- Job: The records that follow need to be output exactly as they are.

○ ○ ○ ○ ○

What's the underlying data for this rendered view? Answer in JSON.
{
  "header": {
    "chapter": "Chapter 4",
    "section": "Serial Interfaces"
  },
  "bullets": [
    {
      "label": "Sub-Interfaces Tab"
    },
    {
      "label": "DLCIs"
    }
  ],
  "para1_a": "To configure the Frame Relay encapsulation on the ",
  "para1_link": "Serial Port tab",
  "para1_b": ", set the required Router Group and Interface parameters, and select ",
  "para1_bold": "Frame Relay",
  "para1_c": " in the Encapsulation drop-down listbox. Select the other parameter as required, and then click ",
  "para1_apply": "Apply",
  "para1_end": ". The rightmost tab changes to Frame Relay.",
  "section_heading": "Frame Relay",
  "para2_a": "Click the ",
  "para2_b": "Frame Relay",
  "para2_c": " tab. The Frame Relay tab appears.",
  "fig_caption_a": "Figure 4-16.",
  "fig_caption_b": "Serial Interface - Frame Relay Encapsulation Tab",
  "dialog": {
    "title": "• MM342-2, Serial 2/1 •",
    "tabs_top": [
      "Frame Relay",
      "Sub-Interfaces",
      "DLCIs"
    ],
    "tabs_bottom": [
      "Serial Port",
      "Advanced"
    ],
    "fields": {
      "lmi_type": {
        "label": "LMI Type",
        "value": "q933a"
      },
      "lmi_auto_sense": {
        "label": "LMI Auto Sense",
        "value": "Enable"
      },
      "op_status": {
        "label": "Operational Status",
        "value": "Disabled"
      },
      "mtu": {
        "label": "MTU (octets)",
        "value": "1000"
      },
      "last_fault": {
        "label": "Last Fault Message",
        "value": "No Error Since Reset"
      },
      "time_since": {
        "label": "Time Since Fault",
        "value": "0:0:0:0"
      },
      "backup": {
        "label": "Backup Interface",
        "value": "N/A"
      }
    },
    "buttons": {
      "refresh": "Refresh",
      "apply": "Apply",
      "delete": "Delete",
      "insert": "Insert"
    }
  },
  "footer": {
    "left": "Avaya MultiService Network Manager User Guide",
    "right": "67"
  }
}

○ ○ ○ ○ ○

- Task answer:
What's the underlying data for this rendered view? Answer in JSON.
{
  "header": {
    "chapter": "Chapter 4",
    "section": "Serial Interfaces"
  },
  "bullets": [
    {
      "label": "Sub-Interfaces Tab"
    },
    {
      "label": "DLCIs"
    }
  ],
  "para1_a": "To configure the Frame Relay encapsulation on the ",
  "para1_link": "Serial Port tab",
  "para1_b": ", set the required Router Group and Interface parameters, and select ",
  "para1_bold": "Frame Relay",
  "para1_c": " in the Encapsulation drop-down listbox. Select the other parameter as required, and then click ",
  "para1_apply": "Apply",
  "para1_end": ". The rightmost tab changes to Frame Relay.",
  "section_heading": "Frame Relay",
  "para2_a": "Click the ",
  "para2_b": "Frame Relay",
  "para2_c": " tab. The Frame Relay tab appears.",
  "fig_caption_a": "Figure 4-16.",
  "fig_caption_b": "Serial Interface - Frame Relay Encapsulation Tab",
  "dialog": {
    "title": "• MM342-2, Serial 2/1 •",
    "tabs_top": [
      "Frame Relay",
      "Sub-Interfaces",
      "DLCIs"
    ],
    "tabs_bottom": [
      "Serial Port",
      "Advanced"
    ],
    "fields": {
      "lmi_type": {
        "label": "LMI Type",
        "value": "q933a"
      },
      "lmi_auto_sense": {
        "label": "LMI Auto Sense",
        "value": "Enable"
      },
      "op_status": {
        "label": "Operational Status",
        "value": "Disabled"
      },
      "mtu": {
        "label": "MTU (octets)",
        "value": "1000"
      },
      "last_fault": {
        "label": "Last Fault Message",
        "value": "No Error Since Reset"
      },
      "time_since": {
        "label": "Time Since Fault",
        "value": "0:0:0:0"
      },
      "backup": {
        "label": "Backup Interface",
        "value": "N/A"
      }
    },
    "buttons": {
      "refresh": "Refresh",
      "apply": "Apply",
      "delete": "Delete",
      "insert": "Insert"
    }
  },
  "footer": {
    "left": "Avaya MultiService Network Manager User Guide",
    "right": "67"
  }
}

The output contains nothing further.